» **Records provided**
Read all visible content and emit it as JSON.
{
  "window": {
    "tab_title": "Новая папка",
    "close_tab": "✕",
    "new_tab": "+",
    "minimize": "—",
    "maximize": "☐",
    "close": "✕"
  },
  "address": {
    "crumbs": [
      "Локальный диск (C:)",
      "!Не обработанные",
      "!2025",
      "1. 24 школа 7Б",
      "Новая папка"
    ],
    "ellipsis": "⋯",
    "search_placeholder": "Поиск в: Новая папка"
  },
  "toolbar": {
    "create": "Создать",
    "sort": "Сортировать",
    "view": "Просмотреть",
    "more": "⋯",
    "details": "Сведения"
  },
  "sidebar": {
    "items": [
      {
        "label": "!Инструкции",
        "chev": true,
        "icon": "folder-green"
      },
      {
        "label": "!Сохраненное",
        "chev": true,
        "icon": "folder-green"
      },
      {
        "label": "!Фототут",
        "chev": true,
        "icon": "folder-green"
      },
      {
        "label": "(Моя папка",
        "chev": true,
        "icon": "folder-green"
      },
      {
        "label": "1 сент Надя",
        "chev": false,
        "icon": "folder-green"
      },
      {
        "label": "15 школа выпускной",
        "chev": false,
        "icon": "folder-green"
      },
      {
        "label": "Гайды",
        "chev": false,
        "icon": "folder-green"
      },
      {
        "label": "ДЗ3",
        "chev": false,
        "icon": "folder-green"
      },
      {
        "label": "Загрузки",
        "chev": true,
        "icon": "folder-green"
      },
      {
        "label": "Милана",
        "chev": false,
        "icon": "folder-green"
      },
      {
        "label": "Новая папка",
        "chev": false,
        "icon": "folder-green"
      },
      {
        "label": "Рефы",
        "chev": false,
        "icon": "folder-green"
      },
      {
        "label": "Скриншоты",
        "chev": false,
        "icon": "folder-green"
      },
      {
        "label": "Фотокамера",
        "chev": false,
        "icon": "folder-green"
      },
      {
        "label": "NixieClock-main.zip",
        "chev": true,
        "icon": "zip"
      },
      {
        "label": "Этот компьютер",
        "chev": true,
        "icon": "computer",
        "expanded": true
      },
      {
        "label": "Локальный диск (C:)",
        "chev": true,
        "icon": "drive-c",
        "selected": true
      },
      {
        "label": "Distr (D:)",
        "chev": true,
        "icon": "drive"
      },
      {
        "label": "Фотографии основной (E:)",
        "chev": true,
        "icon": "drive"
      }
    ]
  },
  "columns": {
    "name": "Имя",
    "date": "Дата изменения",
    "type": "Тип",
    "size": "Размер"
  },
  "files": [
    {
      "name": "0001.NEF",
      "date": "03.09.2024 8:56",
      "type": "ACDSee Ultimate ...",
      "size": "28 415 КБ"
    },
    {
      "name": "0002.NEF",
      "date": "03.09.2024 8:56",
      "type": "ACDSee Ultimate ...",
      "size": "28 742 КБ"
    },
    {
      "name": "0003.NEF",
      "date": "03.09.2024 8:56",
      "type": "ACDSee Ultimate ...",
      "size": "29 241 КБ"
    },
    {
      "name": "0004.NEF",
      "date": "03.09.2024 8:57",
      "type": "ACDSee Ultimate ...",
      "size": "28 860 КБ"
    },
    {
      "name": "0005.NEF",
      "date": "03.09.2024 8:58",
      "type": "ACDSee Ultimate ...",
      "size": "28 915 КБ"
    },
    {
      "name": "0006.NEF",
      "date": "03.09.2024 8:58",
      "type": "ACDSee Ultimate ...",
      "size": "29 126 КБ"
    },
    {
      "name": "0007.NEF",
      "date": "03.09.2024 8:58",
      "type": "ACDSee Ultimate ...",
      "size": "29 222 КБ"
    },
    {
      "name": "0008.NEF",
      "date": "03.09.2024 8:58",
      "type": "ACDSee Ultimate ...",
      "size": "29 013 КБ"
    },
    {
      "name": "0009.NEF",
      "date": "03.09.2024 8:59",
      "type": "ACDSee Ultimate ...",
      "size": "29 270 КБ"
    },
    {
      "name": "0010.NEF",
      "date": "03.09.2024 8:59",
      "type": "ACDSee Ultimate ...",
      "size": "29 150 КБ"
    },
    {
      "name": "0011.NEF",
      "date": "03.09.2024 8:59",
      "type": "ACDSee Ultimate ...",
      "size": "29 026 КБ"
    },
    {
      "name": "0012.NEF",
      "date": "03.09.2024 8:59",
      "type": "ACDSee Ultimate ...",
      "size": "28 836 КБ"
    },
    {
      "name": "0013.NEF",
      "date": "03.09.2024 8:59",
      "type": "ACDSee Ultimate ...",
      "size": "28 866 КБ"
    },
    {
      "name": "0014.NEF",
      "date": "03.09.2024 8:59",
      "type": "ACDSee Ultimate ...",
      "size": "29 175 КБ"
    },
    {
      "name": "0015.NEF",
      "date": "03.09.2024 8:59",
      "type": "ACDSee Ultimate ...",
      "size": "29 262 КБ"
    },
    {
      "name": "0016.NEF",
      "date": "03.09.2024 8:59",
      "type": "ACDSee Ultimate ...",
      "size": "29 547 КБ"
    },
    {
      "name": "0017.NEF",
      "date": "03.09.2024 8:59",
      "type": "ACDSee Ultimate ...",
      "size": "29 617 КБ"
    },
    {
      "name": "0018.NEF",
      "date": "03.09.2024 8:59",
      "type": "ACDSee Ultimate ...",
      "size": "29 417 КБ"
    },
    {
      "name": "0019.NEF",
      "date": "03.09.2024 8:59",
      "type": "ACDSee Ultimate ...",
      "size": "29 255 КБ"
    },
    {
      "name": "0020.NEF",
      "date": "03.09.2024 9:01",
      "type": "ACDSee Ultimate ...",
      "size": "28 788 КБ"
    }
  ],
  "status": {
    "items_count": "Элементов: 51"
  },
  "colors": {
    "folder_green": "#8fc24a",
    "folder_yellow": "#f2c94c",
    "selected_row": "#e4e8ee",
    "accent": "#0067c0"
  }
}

» **Set task**
Select the lines in this material that hold the word "школа", leaving none out.

» **Task result**
      "1. 24 школа 7Б",
        "label": "15 школа выпускной",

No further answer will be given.